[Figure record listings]
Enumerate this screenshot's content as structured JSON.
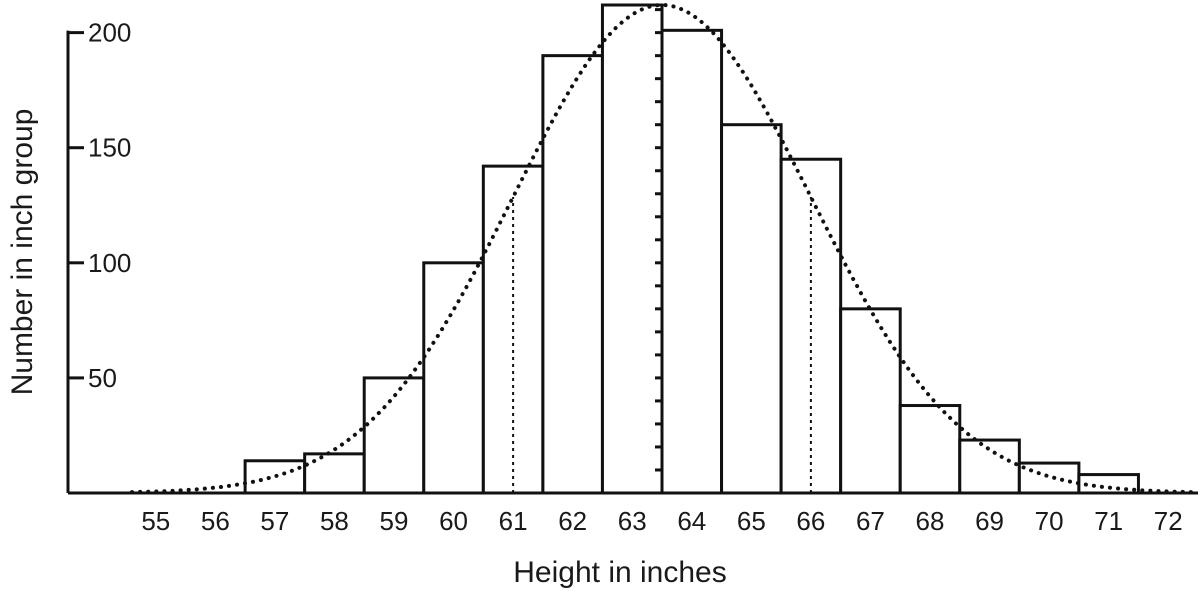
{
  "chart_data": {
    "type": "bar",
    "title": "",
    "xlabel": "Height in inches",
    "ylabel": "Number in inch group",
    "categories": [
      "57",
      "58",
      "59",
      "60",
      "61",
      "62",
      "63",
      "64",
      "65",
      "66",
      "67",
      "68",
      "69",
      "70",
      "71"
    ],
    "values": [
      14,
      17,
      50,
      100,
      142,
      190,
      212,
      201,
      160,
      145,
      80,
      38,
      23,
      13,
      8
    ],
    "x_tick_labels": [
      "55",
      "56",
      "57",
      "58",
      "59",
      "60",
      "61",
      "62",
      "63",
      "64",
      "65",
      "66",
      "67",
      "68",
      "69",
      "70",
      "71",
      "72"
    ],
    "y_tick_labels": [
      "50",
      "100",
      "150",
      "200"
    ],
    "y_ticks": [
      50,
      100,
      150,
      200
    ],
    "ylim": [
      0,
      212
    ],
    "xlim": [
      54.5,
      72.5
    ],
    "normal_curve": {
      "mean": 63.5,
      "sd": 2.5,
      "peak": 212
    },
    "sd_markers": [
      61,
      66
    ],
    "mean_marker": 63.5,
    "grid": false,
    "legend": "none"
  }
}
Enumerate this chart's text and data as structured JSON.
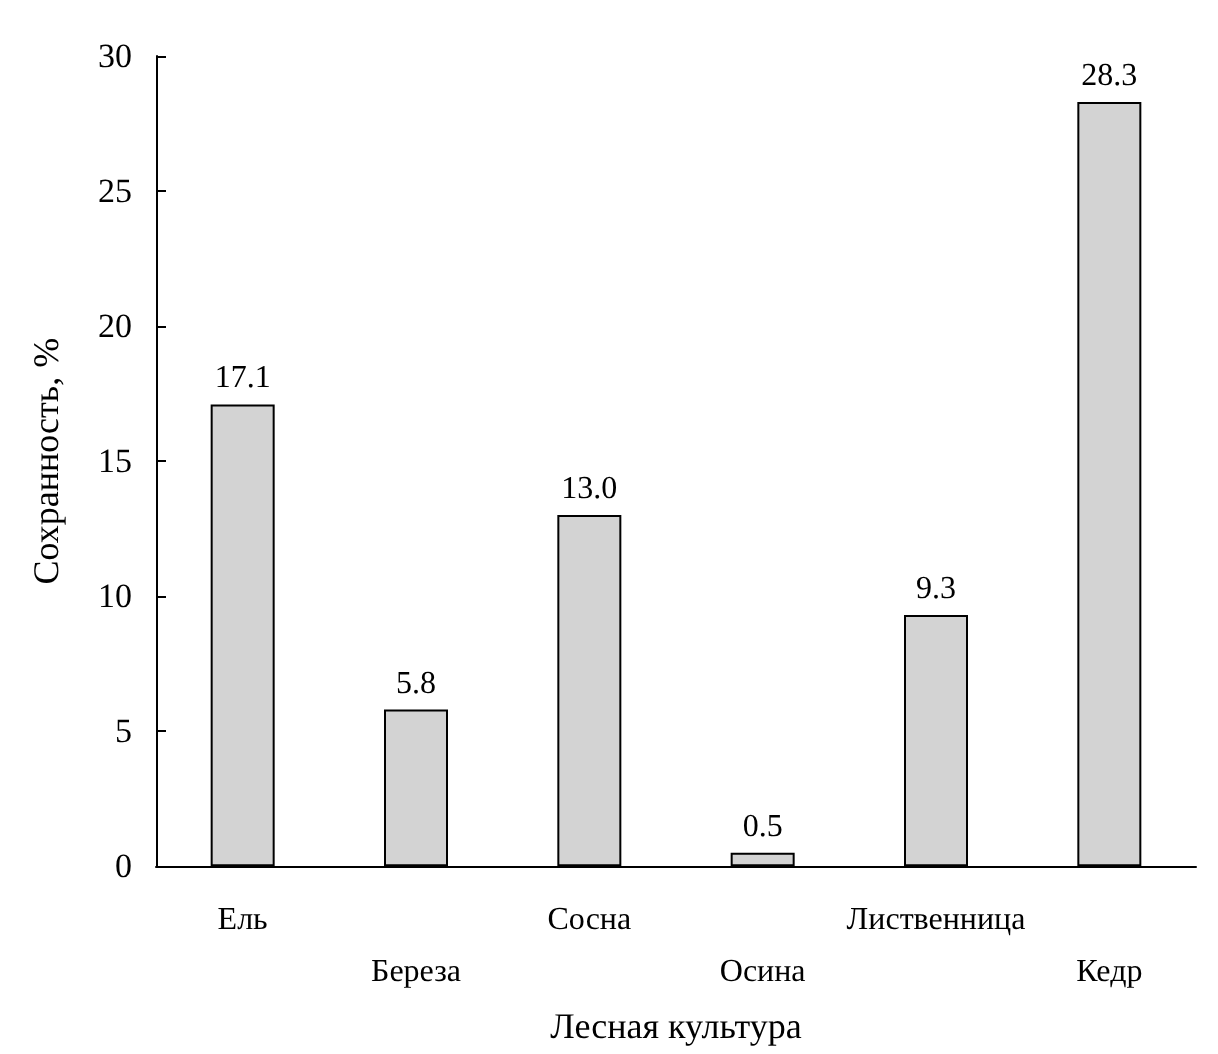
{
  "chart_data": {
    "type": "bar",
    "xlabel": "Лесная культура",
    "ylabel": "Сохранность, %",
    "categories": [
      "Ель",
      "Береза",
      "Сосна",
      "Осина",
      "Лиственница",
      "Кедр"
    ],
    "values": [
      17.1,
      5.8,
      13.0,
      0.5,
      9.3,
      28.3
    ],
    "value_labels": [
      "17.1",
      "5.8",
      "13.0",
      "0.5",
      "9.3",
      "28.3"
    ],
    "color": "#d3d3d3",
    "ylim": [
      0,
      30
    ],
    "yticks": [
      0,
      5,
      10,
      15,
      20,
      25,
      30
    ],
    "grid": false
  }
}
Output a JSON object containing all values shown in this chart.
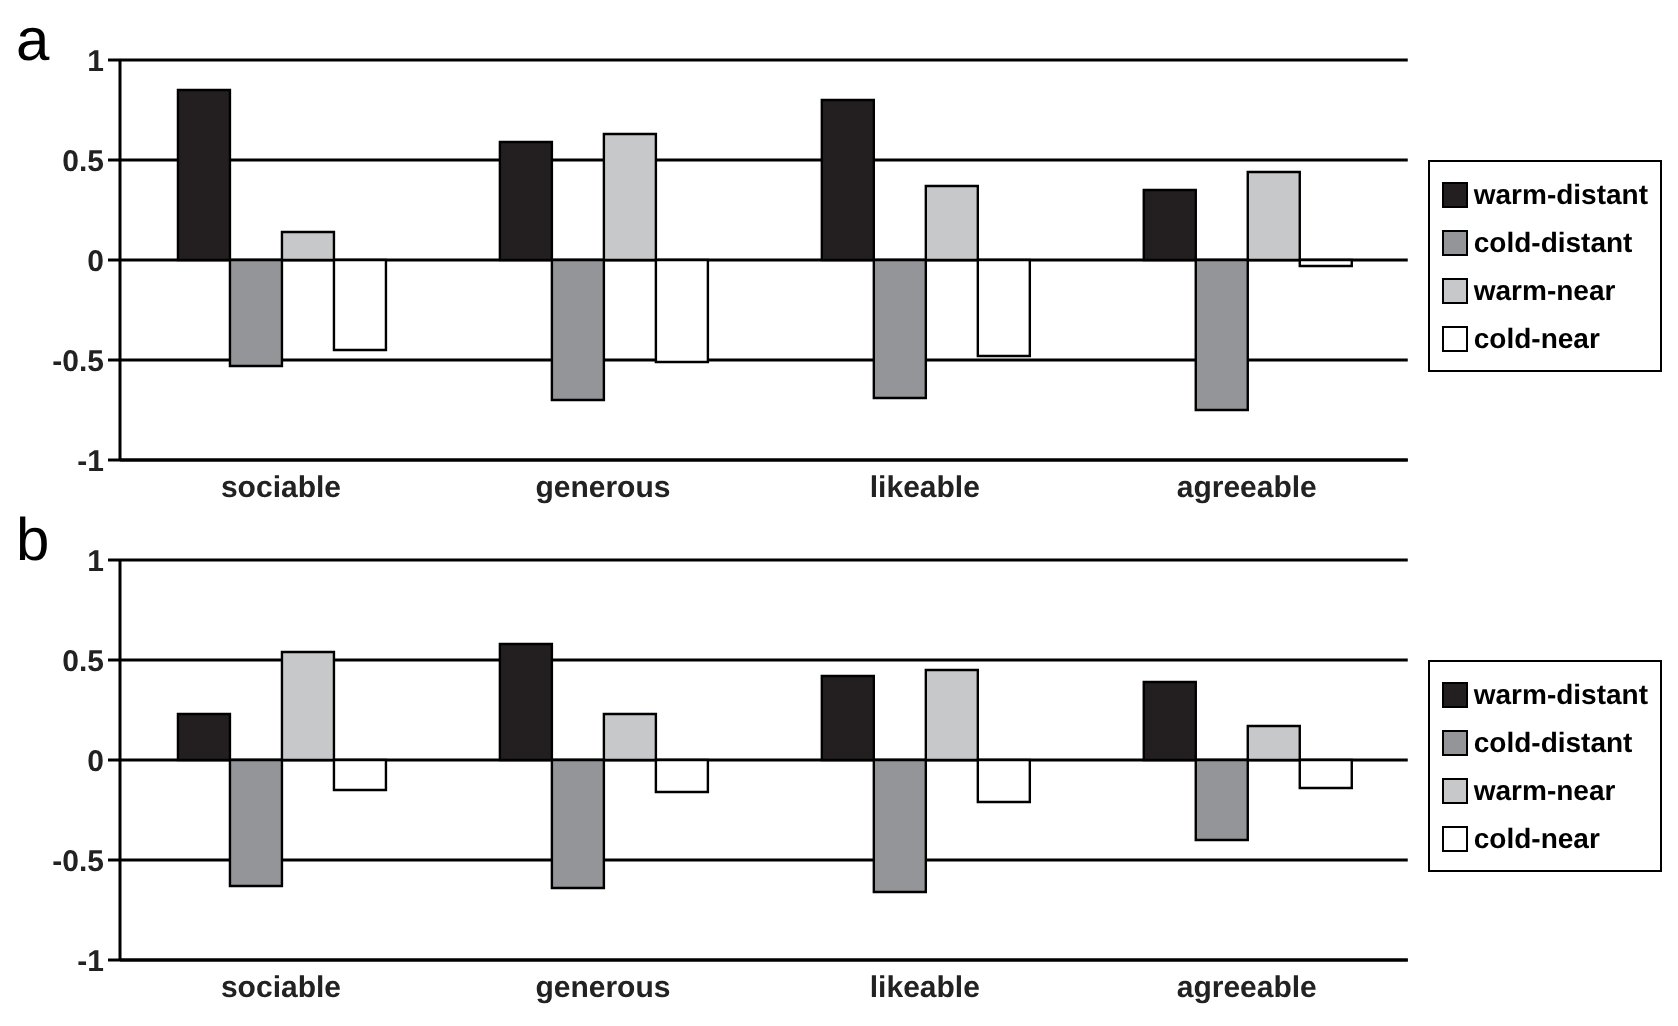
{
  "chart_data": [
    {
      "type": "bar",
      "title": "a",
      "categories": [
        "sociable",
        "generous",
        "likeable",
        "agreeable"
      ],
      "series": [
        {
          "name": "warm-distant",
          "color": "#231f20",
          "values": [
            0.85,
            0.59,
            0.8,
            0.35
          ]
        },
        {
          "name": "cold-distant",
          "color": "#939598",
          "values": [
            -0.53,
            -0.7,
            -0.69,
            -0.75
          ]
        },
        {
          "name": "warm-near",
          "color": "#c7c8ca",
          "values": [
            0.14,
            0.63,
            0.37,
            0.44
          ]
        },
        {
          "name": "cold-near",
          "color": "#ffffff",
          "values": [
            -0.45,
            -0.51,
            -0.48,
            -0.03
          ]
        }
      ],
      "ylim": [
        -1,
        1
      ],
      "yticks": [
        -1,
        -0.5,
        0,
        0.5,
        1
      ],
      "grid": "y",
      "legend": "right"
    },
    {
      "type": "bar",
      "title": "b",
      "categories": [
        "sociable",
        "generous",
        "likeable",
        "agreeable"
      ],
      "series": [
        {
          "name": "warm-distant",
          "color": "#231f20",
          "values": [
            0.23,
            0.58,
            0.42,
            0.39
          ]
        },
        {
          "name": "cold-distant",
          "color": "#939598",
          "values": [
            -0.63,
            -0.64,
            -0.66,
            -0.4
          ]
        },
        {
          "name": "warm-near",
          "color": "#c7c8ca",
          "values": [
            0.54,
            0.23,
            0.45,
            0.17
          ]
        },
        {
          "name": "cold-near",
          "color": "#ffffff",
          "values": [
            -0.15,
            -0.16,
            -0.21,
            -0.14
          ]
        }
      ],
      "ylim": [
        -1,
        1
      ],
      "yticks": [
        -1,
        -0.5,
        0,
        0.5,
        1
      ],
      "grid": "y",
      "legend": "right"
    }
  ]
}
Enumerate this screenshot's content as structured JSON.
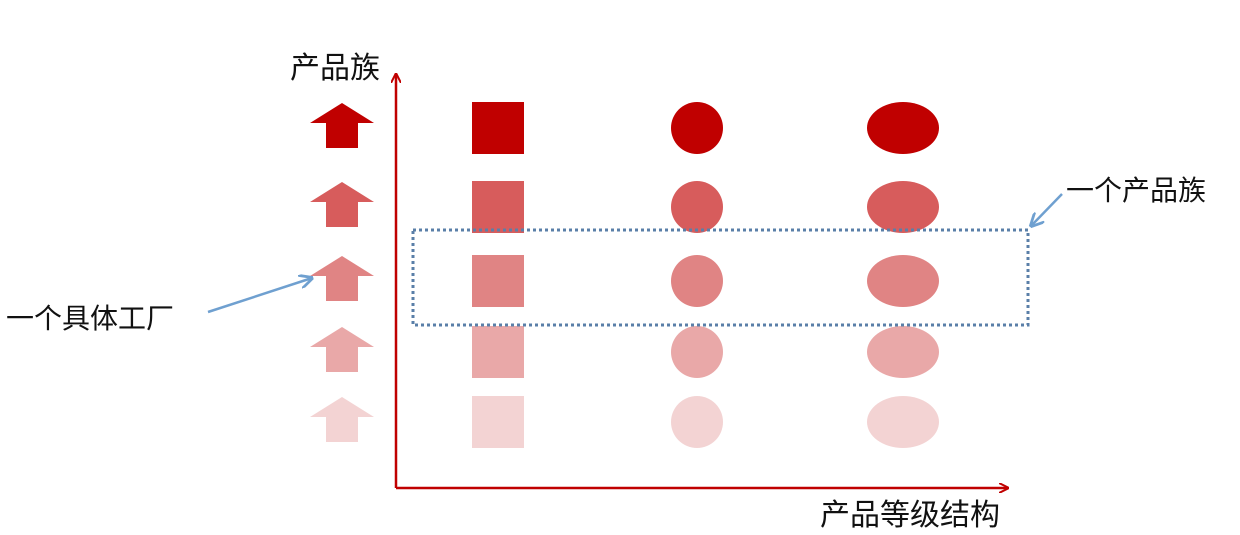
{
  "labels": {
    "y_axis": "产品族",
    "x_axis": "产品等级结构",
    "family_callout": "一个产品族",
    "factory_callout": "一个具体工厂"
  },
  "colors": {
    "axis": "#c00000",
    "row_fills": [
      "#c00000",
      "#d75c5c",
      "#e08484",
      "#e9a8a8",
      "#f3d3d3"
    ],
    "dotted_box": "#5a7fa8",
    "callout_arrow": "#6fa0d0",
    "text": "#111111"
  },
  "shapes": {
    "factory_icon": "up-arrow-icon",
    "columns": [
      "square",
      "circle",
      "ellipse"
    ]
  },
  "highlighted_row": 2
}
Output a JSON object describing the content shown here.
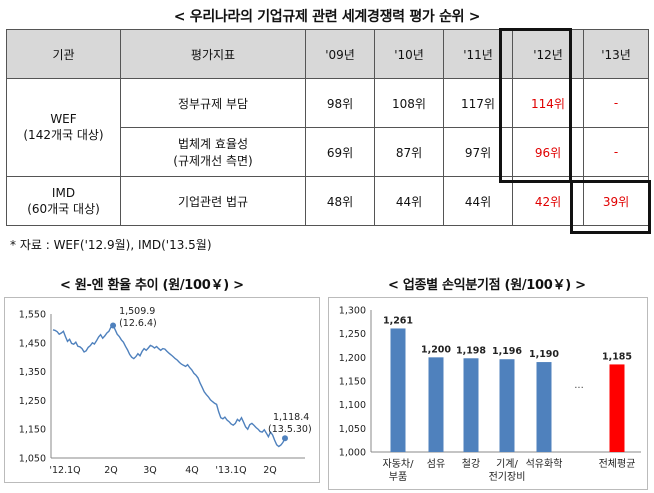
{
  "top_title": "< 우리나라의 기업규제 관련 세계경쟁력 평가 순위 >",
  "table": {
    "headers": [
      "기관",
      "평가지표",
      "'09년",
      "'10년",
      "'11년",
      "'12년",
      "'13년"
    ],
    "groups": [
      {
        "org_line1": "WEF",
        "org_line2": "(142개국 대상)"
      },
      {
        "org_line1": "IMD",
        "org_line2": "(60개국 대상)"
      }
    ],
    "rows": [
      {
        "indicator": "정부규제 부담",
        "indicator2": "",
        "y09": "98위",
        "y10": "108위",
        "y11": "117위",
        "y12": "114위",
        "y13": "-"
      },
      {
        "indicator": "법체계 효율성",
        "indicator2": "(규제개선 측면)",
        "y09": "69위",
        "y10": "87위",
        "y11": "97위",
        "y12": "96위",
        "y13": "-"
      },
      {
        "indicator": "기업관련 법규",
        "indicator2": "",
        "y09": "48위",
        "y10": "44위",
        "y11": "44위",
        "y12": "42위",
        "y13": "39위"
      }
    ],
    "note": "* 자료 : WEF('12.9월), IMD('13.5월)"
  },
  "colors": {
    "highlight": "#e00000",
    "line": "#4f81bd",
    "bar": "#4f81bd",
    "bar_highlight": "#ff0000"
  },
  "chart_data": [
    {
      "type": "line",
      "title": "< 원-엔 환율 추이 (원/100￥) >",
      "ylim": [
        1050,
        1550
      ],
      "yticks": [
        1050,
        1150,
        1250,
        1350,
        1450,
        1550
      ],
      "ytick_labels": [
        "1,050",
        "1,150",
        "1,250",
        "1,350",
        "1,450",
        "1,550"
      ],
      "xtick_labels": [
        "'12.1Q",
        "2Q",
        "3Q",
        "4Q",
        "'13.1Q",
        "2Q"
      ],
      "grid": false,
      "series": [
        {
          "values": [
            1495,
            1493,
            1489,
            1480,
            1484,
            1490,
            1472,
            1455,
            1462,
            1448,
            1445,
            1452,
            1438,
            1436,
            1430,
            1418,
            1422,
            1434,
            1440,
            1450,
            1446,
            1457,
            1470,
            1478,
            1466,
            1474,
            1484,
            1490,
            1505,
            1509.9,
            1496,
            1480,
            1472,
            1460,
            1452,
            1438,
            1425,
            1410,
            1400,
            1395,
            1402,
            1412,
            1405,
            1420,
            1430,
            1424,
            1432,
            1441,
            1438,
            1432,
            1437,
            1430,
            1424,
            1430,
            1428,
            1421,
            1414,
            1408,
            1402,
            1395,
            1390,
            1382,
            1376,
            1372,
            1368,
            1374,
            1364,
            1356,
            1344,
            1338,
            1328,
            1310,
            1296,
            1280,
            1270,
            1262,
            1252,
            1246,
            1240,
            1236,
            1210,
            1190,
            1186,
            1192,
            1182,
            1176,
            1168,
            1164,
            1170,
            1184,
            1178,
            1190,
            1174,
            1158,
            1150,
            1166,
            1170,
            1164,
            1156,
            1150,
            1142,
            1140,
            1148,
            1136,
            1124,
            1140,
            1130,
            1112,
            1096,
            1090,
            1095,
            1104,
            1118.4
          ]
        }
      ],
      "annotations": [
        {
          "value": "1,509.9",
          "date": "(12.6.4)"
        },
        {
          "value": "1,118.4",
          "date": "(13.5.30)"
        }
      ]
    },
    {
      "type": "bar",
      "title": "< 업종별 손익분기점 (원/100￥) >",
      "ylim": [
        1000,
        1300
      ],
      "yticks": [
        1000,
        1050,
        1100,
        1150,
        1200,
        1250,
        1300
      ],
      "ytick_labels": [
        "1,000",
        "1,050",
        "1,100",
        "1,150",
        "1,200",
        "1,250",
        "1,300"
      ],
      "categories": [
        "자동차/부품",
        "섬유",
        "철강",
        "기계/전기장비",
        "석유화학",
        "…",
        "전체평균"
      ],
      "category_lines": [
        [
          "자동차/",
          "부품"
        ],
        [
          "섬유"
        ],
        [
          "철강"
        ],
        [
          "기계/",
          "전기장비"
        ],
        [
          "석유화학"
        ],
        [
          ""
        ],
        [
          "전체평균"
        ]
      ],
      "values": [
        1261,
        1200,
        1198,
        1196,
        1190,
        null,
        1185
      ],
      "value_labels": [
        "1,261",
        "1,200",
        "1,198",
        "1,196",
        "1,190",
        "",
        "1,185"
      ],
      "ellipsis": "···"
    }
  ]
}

# [What you have to do]
State how many lines hold the word "text". The number is the whole answer.

# [Completed task]
2